Material for this task:
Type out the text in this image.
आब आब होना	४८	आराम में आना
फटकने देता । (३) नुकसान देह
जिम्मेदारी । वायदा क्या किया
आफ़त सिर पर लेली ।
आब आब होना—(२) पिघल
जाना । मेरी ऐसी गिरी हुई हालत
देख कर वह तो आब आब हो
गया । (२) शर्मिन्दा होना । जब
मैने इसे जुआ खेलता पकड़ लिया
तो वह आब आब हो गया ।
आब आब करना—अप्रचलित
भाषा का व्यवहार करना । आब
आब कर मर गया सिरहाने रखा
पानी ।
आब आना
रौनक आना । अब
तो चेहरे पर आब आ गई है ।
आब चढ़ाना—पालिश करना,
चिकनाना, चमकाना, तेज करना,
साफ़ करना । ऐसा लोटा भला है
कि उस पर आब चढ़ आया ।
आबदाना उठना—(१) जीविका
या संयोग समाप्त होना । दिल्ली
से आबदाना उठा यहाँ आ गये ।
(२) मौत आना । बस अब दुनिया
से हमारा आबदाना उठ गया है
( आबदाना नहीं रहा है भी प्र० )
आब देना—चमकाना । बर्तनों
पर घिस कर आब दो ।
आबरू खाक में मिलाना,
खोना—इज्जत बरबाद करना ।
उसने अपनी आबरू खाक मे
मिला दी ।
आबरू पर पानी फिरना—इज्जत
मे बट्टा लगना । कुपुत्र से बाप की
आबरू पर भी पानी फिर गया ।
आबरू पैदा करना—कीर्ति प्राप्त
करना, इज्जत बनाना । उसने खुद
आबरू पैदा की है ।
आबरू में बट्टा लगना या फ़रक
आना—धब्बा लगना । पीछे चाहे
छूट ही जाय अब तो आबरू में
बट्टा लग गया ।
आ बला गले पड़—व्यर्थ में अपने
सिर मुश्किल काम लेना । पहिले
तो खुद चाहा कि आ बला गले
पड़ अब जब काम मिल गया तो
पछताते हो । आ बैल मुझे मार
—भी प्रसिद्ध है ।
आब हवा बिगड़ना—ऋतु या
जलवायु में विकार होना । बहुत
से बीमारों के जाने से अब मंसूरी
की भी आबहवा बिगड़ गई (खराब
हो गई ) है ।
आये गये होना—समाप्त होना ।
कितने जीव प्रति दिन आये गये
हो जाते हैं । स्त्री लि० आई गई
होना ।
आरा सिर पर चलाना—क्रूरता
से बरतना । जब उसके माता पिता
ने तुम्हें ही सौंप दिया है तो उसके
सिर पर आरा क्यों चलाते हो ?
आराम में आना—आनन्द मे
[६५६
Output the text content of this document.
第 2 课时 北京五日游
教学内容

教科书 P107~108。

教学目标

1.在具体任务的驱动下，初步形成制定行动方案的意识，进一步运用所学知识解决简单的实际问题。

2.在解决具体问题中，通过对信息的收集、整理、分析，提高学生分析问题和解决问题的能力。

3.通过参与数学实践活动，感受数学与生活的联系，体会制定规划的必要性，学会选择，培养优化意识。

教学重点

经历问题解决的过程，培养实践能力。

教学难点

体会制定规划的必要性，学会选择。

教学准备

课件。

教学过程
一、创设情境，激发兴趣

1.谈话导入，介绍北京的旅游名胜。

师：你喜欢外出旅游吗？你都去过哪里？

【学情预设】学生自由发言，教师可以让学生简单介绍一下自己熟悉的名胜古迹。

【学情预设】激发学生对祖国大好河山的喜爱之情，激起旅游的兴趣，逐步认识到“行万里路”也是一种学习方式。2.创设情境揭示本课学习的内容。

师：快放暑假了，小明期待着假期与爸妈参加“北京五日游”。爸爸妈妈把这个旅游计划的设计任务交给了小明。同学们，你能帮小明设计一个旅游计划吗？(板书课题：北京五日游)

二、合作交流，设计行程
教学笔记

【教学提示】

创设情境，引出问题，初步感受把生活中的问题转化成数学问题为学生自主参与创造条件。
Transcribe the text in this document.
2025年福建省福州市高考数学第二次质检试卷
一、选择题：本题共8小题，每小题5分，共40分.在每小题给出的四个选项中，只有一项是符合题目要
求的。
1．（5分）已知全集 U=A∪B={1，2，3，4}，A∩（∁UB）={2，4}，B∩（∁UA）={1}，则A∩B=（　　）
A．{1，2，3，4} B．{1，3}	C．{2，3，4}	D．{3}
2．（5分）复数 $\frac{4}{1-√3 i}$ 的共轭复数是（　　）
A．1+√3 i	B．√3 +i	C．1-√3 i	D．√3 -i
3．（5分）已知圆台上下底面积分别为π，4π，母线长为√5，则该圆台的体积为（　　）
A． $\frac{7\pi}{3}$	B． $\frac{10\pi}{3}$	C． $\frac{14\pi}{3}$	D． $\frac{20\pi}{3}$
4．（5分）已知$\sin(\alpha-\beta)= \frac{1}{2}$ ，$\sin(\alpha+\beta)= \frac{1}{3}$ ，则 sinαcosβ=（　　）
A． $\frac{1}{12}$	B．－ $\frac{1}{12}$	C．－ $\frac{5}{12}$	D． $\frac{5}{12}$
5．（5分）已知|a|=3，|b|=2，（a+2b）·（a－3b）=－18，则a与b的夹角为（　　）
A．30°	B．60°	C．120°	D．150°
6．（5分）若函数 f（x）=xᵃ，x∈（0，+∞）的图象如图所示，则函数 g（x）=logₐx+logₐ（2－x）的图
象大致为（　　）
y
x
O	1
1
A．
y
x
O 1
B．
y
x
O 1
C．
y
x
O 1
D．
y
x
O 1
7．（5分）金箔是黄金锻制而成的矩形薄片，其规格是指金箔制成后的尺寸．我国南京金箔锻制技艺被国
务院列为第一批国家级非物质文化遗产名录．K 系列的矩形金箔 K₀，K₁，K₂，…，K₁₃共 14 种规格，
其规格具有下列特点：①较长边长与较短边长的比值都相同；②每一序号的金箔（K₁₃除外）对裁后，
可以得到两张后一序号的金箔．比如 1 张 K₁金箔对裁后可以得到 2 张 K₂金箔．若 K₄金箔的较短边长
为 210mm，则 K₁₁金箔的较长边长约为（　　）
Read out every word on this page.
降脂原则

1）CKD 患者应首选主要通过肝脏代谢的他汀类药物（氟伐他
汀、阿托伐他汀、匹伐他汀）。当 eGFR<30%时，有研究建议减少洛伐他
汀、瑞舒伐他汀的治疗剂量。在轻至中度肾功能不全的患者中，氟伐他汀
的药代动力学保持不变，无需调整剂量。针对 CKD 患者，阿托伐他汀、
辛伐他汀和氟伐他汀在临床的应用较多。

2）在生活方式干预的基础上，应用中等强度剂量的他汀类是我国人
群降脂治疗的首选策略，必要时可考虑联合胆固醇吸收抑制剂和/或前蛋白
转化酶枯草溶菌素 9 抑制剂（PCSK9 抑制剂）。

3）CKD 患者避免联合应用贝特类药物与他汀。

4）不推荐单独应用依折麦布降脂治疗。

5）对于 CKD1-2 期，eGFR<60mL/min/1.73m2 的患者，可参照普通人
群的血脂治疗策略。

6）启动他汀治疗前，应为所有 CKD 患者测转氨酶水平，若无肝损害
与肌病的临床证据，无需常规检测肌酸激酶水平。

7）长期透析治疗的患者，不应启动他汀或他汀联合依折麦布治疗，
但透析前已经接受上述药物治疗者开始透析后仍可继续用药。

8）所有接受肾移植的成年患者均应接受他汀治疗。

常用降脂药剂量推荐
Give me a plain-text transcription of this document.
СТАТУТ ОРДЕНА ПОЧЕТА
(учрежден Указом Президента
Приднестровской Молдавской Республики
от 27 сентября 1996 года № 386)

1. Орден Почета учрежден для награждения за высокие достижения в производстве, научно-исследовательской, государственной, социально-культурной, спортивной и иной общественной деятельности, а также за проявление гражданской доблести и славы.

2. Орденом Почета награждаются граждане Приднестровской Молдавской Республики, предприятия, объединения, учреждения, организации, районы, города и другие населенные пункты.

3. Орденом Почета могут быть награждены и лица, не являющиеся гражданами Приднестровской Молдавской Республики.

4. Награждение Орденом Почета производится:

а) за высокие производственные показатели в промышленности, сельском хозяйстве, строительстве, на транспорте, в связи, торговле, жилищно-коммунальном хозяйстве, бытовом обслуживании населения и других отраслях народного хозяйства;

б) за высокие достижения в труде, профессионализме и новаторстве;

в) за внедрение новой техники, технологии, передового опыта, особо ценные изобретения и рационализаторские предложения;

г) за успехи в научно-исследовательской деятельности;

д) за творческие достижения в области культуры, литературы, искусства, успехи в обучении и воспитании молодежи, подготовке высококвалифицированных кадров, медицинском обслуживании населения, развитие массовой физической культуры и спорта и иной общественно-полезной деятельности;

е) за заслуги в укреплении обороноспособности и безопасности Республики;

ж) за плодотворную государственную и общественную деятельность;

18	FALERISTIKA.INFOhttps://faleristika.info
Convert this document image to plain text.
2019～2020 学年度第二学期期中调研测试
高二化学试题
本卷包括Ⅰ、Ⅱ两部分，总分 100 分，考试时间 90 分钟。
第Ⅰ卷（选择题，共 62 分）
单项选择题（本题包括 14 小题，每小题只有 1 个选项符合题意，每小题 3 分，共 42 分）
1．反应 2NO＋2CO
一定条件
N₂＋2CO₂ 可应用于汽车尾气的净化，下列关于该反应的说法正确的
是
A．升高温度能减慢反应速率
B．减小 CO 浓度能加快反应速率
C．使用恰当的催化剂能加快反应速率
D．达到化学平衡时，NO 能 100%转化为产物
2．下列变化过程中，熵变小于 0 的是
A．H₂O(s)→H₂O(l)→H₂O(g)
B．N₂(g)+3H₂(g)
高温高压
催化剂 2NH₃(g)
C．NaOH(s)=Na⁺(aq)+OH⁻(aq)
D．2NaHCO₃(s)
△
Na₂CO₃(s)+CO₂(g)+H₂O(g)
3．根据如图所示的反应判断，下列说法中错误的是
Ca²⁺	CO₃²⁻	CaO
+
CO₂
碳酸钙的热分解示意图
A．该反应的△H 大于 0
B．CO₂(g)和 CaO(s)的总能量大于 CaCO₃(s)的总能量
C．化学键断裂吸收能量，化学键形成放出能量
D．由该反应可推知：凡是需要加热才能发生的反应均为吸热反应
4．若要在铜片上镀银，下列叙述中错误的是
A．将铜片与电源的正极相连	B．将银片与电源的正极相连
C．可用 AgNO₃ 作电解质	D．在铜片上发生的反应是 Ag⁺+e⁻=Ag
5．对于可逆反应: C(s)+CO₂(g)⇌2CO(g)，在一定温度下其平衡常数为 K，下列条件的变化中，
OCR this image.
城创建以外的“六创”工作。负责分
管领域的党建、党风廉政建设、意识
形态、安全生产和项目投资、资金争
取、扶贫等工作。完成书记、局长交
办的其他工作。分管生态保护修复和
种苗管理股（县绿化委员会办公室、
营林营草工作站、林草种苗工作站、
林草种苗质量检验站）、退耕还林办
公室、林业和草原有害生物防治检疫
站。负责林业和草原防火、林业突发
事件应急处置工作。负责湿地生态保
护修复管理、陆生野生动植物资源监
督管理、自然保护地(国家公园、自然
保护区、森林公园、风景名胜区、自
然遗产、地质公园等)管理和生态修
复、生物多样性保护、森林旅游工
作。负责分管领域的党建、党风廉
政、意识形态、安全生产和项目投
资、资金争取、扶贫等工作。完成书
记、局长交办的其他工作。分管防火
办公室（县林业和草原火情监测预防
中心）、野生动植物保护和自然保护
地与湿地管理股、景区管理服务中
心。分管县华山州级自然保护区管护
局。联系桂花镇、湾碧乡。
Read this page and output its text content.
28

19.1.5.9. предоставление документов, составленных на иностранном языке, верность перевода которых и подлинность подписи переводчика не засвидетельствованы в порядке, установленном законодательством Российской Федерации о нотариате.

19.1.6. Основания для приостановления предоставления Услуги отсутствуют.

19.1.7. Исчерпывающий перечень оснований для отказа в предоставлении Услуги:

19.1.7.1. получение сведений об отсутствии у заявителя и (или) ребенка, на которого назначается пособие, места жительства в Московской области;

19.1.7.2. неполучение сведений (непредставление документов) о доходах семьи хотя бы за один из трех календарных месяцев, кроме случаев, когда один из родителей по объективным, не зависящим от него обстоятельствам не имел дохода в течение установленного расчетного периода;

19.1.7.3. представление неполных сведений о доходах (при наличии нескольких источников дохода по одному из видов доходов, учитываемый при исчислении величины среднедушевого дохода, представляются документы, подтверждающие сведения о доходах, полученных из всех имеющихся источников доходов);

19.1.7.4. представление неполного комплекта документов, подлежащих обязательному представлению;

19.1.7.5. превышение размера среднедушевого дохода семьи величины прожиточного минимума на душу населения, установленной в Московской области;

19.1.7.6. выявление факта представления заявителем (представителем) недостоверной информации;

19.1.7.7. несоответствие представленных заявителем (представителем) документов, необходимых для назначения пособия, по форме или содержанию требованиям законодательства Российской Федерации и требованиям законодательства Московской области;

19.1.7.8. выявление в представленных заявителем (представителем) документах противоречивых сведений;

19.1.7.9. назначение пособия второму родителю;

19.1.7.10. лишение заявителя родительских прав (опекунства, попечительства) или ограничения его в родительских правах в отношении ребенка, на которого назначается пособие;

Given problem:
Take every line from the data above that holds "frac" and copy it out.

The reply:
2．（5分）复数 $\frac{4}{1-√3 i}$ 的共轭复数是（　　）
A． $\frac{7\pi}{3}$	B． $\frac{10\pi}{3}$	C． $\frac{14\pi}{3}$	D． $\frac{20\pi}{3}$
4．（5分）已知$\sin(\alpha-\beta)= \frac{1}{2}$ ，$\sin(\alpha+\beta)= \frac{1}{3}$ ，则 sinαcosβ=（　　）
A． $\frac{1}{12}$	B．－ $\frac{1}{12}$	C．－ $\frac{5}{12}$	D． $\frac{5}{12}$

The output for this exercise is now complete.